(Figure collection entries)
════════
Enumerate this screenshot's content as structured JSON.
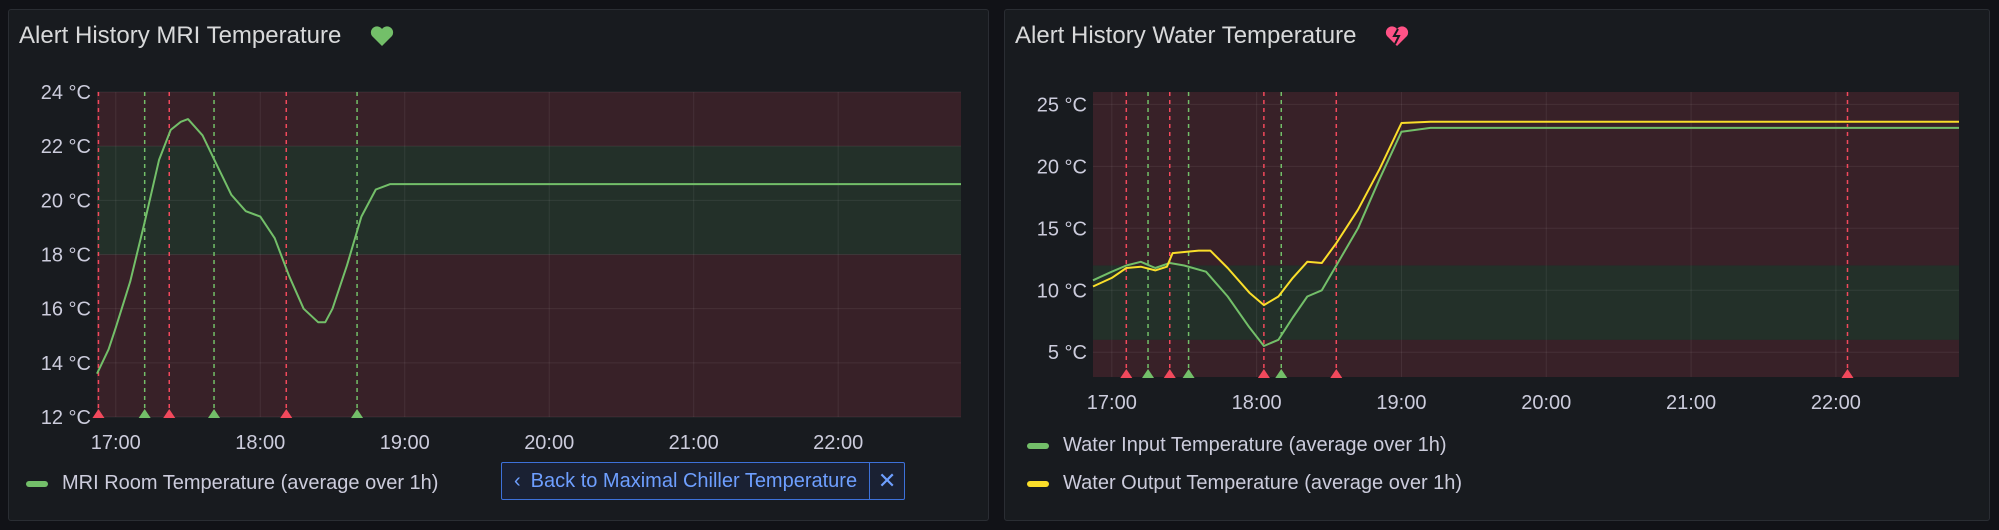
{
  "panels": [
    {
      "title": "Alert History MRI Temperature",
      "health_icon": "heart-icon",
      "health_color": "#73bf69",
      "legend": [
        {
          "label": "MRI Room Temperature (average over 1h)",
          "color": "#73bf69"
        }
      ],
      "back_button": {
        "label": "Back to Maximal Chiller Temperature",
        "close": "✕"
      }
    },
    {
      "title": "Alert History Water Temperature",
      "health_icon": "broken-heart-icon",
      "health_color": "#ff5286",
      "legend": [
        {
          "label": "Water Input Temperature (average over 1h)",
          "color": "#73bf69"
        },
        {
          "label": "Water Output Temperature (average over 1h)",
          "color": "#fade2a"
        }
      ]
    }
  ],
  "chart_data": [
    {
      "type": "line",
      "x_ticks": [
        "17:00",
        "18:00",
        "19:00",
        "20:00",
        "21:00",
        "22:00"
      ],
      "y_ticks": [
        "12 °C",
        "14 °C",
        "16 °C",
        "18 °C",
        "20 °C",
        "22 °C",
        "24 °C"
      ],
      "xlim": [
        16.87,
        22.85
      ],
      "ylim": [
        12,
        24
      ],
      "grid": true,
      "thresholds": {
        "ok_band": [
          18,
          22
        ],
        "ok_color": "#73bf69",
        "alert_color": "#f2495c"
      },
      "alert_annotations": [
        {
          "time": 16.88,
          "state": "alerting"
        },
        {
          "time": 17.2,
          "state": "normal"
        },
        {
          "time": 17.37,
          "state": "alerting"
        },
        {
          "time": 17.68,
          "state": "normal"
        },
        {
          "time": 18.18,
          "state": "alerting"
        },
        {
          "time": 18.67,
          "state": "normal"
        }
      ],
      "series": [
        {
          "name": "MRI Room Temperature (average over 1h)",
          "color": "#73bf69",
          "x": [
            16.87,
            16.95,
            17.0,
            17.1,
            17.2,
            17.3,
            17.38,
            17.45,
            17.5,
            17.6,
            17.7,
            17.8,
            17.9,
            18.0,
            18.1,
            18.2,
            18.3,
            18.4,
            18.45,
            18.5,
            18.6,
            18.7,
            18.8,
            18.9,
            19.0,
            19.5,
            20.5,
            21.5,
            22.5,
            22.85
          ],
          "y": [
            13.6,
            14.5,
            15.3,
            17.0,
            19.2,
            21.5,
            22.6,
            22.9,
            23.0,
            22.4,
            21.3,
            20.2,
            19.6,
            19.4,
            18.6,
            17.2,
            16.0,
            15.5,
            15.5,
            16.0,
            17.6,
            19.4,
            20.4,
            20.6,
            20.6,
            20.6,
            20.6,
            20.6,
            20.6,
            20.6
          ]
        }
      ]
    },
    {
      "type": "line",
      "x_ticks": [
        "17:00",
        "18:00",
        "19:00",
        "20:00",
        "21:00",
        "22:00"
      ],
      "y_ticks": [
        "5 °C",
        "10 °C",
        "15 °C",
        "20 °C",
        "25 °C"
      ],
      "xlim": [
        16.87,
        22.85
      ],
      "ylim": [
        3,
        26
      ],
      "grid": true,
      "thresholds": {
        "ok_band": [
          6,
          12
        ],
        "ok_color": "#73bf69",
        "alert_color": "#f2495c"
      },
      "alert_annotations": [
        {
          "time": 17.1,
          "state": "alerting"
        },
        {
          "time": 17.25,
          "state": "normal"
        },
        {
          "time": 17.4,
          "state": "alerting"
        },
        {
          "time": 17.53,
          "state": "normal"
        },
        {
          "time": 18.05,
          "state": "alerting"
        },
        {
          "time": 18.17,
          "state": "normal"
        },
        {
          "time": 18.55,
          "state": "alerting"
        },
        {
          "time": 22.08,
          "state": "alerting"
        }
      ],
      "series": [
        {
          "name": "Water Input Temperature (average over 1h)",
          "color": "#73bf69",
          "x": [
            16.87,
            17.0,
            17.1,
            17.2,
            17.3,
            17.4,
            17.5,
            17.65,
            17.8,
            17.95,
            18.05,
            18.15,
            18.25,
            18.35,
            18.45,
            18.55,
            18.7,
            18.85,
            19.0,
            19.2,
            20.0,
            21.0,
            22.0,
            22.85
          ],
          "y": [
            10.8,
            11.5,
            12.0,
            12.3,
            11.8,
            12.2,
            12.0,
            11.5,
            9.5,
            7.0,
            5.5,
            6.0,
            7.8,
            9.5,
            10.0,
            12.0,
            15.0,
            19.0,
            22.8,
            23.1,
            23.1,
            23.1,
            23.1,
            23.1
          ]
        },
        {
          "name": "Water Output Temperature (average over 1h)",
          "color": "#fade2a",
          "x": [
            16.87,
            17.0,
            17.1,
            17.2,
            17.3,
            17.38,
            17.42,
            17.6,
            17.68,
            17.8,
            17.95,
            18.05,
            18.15,
            18.25,
            18.35,
            18.45,
            18.55,
            18.7,
            18.85,
            19.0,
            19.2,
            20.0,
            21.0,
            22.0,
            22.85
          ],
          "y": [
            10.3,
            11.0,
            11.8,
            11.9,
            11.6,
            11.9,
            13.0,
            13.2,
            13.2,
            11.8,
            9.8,
            8.8,
            9.5,
            11.0,
            12.3,
            12.2,
            13.8,
            16.5,
            19.8,
            23.5,
            23.6,
            23.6,
            23.6,
            23.6,
            23.6
          ]
        }
      ]
    }
  ]
}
════════
◆ **GIVEN TASK**
Repeat verbatim all the material, but not the pictures.

◆ **THE SOLUTION**
Enumerate this screenshot's content as structured JSON.
{
  "panels": [
    {
      "title": "Alert History MRI Temperature",
      "health_icon": "heart-icon",
      "health_color": "#73bf69",
      "legend": [
        {
          "label": "MRI Room Temperature (average over 1h)",
          "color": "#73bf69"
        }
      ],
      "back_button": {
        "label": "Back to Maximal Chiller Temperature",
        "close": "✕"
      }
    },
    {
      "title": "Alert History Water Temperature",
      "health_icon": "broken-heart-icon",
      "health_color": "#ff5286",
      "legend": [
        {
          "label": "Water Input Temperature (average over 1h)",
          "color": "#73bf69"
        },
        {
          "label": "Water Output Temperature (average over 1h)",
          "color": "#fade2a"
        }
      ]
    }
  ],
  "chart_data": [
    {
      "type": "line",
      "x_ticks": [
        "17:00",
        "18:00",
        "19:00",
        "20:00",
        "21:00",
        "22:00"
      ],
      "y_ticks": [
        "12 °C",
        "14 °C",
        "16 °C",
        "18 °C",
        "20 °C",
        "22 °C",
        "24 °C"
      ],
      "xlim": [
        16.87,
        22.85
      ],
      "ylim": [
        12,
        24
      ],
      "grid": true,
      "thresholds": {
        "ok_band": [
          18,
          22
        ],
        "ok_color": "#73bf69",
        "alert_color": "#f2495c"
      },
      "alert_annotations": [
        {
          "time": 16.88,
          "state": "alerting"
        },
        {
          "time": 17.2,
          "state": "normal"
        },
        {
          "time": 17.37,
          "state": "alerting"
        },
        {
          "time": 17.68,
          "state": "normal"
        },
        {
          "time": 18.18,
          "state": "alerting"
        },
        {
          "time": 18.67,
          "state": "normal"
        }
      ],
      "series": [
        {
          "name": "MRI Room Temperature (average over 1h)",
          "color": "#73bf69",
          "x": [
            16.87,
            16.95,
            17.0,
            17.1,
            17.2,
            17.3,
            17.38,
            17.45,
            17.5,
            17.6,
            17.7,
            17.8,
            17.9,
            18.0,
            18.1,
            18.2,
            18.3,
            18.4,
            18.45,
            18.5,
            18.6,
            18.7,
            18.8,
            18.9,
            19.0,
            19.5,
            20.5,
            21.5,
            22.5,
            22.85
          ],
          "y": [
            13.6,
            14.5,
            15.3,
            17.0,
            19.2,
            21.5,
            22.6,
            22.9,
            23.0,
            22.4,
            21.3,
            20.2,
            19.6,
            19.4,
            18.6,
            17.2,
            16.0,
            15.5,
            15.5,
            16.0,
            17.6,
            19.4,
            20.4,
            20.6,
            20.6,
            20.6,
            20.6,
            20.6,
            20.6,
            20.6
          ]
        }
      ]
    },
    {
      "type": "line",
      "x_ticks": [
        "17:00",
        "18:00",
        "19:00",
        "20:00",
        "21:00",
        "22:00"
      ],
      "y_ticks": [
        "5 °C",
        "10 °C",
        "15 °C",
        "20 °C",
        "25 °C"
      ],
      "xlim": [
        16.87,
        22.85
      ],
      "ylim": [
        3,
        26
      ],
      "grid": true,
      "thresholds": {
        "ok_band": [
          6,
          12
        ],
        "ok_color": "#73bf69",
        "alert_color": "#f2495c"
      },
      "alert_annotations": [
        {
          "time": 17.1,
          "state": "alerting"
        },
        {
          "time": 17.25,
          "state": "normal"
        },
        {
          "time": 17.4,
          "state": "alerting"
        },
        {
          "time": 17.53,
          "state": "normal"
        },
        {
          "time": 18.05,
          "state": "alerting"
        },
        {
          "time": 18.17,
          "state": "normal"
        },
        {
          "time": 18.55,
          "state": "alerting"
        },
        {
          "time": 22.08,
          "state": "alerting"
        }
      ],
      "series": [
        {
          "name": "Water Input Temperature (average over 1h)",
          "color": "#73bf69",
          "x": [
            16.87,
            17.0,
            17.1,
            17.2,
            17.3,
            17.4,
            17.5,
            17.65,
            17.8,
            17.95,
            18.05,
            18.15,
            18.25,
            18.35,
            18.45,
            18.55,
            18.7,
            18.85,
            19.0,
            19.2,
            20.0,
            21.0,
            22.0,
            22.85
          ],
          "y": [
            10.8,
            11.5,
            12.0,
            12.3,
            11.8,
            12.2,
            12.0,
            11.5,
            9.5,
            7.0,
            5.5,
            6.0,
            7.8,
            9.5,
            10.0,
            12.0,
            15.0,
            19.0,
            22.8,
            23.1,
            23.1,
            23.1,
            23.1,
            23.1
          ]
        },
        {
          "name": "Water Output Temperature (average over 1h)",
          "color": "#fade2a",
          "x": [
            16.87,
            17.0,
            17.1,
            17.2,
            17.3,
            17.38,
            17.42,
            17.6,
            17.68,
            17.8,
            17.95,
            18.05,
            18.15,
            18.25,
            18.35,
            18.45,
            18.55,
            18.7,
            18.85,
            19.0,
            19.2,
            20.0,
            21.0,
            22.0,
            22.85
          ],
          "y": [
            10.3,
            11.0,
            11.8,
            11.9,
            11.6,
            11.9,
            13.0,
            13.2,
            13.2,
            11.8,
            9.8,
            8.8,
            9.5,
            11.0,
            12.3,
            12.2,
            13.8,
            16.5,
            19.8,
            23.5,
            23.6,
            23.6,
            23.6,
            23.6,
            23.6
          ]
        }
      ]
    }
  ]
}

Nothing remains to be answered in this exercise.